**ENTRIES SUPPLIED:**
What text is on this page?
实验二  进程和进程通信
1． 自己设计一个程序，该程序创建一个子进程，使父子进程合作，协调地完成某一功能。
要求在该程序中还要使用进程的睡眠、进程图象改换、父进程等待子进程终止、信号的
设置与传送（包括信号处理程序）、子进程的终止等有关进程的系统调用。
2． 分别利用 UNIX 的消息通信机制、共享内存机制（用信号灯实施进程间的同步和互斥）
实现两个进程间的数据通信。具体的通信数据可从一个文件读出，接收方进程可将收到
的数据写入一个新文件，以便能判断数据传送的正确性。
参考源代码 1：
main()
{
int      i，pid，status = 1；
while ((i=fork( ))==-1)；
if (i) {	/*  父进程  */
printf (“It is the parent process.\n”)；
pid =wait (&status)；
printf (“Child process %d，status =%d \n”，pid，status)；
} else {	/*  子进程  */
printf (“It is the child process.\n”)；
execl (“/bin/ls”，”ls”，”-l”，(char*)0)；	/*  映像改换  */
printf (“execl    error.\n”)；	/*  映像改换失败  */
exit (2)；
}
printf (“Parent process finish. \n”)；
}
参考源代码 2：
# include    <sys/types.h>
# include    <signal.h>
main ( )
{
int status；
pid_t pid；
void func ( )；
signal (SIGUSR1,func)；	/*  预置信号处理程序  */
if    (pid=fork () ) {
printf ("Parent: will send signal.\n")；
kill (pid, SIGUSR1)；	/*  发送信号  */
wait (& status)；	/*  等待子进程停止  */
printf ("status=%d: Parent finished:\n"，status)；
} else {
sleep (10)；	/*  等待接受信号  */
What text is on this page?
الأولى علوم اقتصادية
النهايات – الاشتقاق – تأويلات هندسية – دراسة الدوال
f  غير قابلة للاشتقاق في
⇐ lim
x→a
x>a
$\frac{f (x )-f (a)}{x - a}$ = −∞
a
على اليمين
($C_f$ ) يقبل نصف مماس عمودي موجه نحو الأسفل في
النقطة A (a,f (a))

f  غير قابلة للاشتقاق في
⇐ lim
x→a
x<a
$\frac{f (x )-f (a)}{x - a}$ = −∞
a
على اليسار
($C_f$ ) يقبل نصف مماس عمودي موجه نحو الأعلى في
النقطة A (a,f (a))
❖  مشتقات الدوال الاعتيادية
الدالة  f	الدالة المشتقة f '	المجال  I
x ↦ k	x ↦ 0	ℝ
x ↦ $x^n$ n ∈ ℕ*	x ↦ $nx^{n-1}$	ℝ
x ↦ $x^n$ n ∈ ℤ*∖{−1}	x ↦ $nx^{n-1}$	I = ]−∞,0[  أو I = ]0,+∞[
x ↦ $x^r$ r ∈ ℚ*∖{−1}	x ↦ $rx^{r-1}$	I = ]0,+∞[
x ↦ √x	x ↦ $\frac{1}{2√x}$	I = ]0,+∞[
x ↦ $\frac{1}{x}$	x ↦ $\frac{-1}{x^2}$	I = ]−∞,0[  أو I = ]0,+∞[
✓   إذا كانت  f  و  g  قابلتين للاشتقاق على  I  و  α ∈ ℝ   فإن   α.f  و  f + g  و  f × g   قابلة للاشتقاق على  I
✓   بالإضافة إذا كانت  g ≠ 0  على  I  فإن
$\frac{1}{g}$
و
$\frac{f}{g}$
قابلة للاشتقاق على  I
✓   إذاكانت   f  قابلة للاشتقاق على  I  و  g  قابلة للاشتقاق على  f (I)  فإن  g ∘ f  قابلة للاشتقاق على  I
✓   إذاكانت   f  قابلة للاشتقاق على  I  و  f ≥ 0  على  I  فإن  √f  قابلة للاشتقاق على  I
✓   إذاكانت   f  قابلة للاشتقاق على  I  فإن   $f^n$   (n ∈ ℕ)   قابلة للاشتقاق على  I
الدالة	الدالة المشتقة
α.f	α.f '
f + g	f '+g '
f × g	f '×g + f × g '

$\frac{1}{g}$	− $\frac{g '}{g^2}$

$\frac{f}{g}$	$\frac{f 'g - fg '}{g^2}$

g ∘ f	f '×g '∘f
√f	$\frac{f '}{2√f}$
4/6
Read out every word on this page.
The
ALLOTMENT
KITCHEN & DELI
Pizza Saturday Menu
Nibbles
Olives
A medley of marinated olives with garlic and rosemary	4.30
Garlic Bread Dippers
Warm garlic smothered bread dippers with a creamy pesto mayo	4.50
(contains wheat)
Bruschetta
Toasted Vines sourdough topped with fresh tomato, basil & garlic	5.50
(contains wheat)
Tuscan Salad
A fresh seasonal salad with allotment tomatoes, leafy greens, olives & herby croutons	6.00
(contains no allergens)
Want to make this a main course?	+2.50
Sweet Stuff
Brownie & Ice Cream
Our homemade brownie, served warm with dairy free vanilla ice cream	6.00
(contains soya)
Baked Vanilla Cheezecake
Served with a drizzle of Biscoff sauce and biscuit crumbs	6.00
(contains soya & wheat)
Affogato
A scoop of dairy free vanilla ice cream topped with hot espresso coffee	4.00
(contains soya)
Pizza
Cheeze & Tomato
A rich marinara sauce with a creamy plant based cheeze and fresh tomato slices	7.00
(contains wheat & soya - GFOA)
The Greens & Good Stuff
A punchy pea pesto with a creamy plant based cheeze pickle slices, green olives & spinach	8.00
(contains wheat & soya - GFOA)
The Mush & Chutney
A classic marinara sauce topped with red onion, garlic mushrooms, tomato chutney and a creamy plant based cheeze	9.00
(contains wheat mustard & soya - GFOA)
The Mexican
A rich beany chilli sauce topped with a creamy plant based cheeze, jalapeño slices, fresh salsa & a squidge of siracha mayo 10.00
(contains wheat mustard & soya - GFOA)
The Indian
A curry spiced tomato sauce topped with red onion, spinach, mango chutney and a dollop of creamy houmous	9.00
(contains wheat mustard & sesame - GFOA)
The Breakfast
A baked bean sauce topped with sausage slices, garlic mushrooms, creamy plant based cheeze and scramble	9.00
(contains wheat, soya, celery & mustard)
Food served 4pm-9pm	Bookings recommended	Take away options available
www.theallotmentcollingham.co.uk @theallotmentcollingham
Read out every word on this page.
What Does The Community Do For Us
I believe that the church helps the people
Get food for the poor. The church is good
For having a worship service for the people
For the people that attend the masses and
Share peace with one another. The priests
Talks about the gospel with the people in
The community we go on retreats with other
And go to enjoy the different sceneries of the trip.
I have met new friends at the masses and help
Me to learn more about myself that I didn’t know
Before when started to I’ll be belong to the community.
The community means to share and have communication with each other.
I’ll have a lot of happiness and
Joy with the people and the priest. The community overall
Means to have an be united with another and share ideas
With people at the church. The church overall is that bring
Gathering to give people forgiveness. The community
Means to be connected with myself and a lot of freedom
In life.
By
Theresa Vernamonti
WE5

**EXERCISE OBJECTIVE:**
Locate the string "موجه" in the listing above and copy every line where it occurs.

**SOLUTION TO THIS EXERCISE:**
($C_f$ ) يقبل نصف مماس عمودي موجه نحو الأسفل في
($C_f$ ) يقبل نصف مماس عمودي موجه نحو الأعلى في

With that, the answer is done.